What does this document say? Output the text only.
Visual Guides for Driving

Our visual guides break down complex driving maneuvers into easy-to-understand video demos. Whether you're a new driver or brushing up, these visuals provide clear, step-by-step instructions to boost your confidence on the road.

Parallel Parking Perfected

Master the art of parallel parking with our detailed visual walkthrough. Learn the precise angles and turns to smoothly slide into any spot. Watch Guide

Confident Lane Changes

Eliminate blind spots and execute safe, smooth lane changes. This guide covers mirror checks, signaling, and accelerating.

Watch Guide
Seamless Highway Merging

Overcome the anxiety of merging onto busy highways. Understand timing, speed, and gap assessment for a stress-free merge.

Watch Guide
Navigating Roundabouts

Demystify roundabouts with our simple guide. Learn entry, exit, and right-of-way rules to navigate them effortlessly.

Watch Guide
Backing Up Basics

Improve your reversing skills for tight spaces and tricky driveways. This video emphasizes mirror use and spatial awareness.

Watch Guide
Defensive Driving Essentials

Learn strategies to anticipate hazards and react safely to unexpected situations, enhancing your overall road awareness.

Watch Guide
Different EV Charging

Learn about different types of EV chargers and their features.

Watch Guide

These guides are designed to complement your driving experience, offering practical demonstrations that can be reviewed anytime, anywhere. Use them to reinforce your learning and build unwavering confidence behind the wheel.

******************************

WHAT THE EXERCISE ASKS -
Answer with one number: how many lines of the entries above include the word "your".

WRITTEN SOLUTION -
4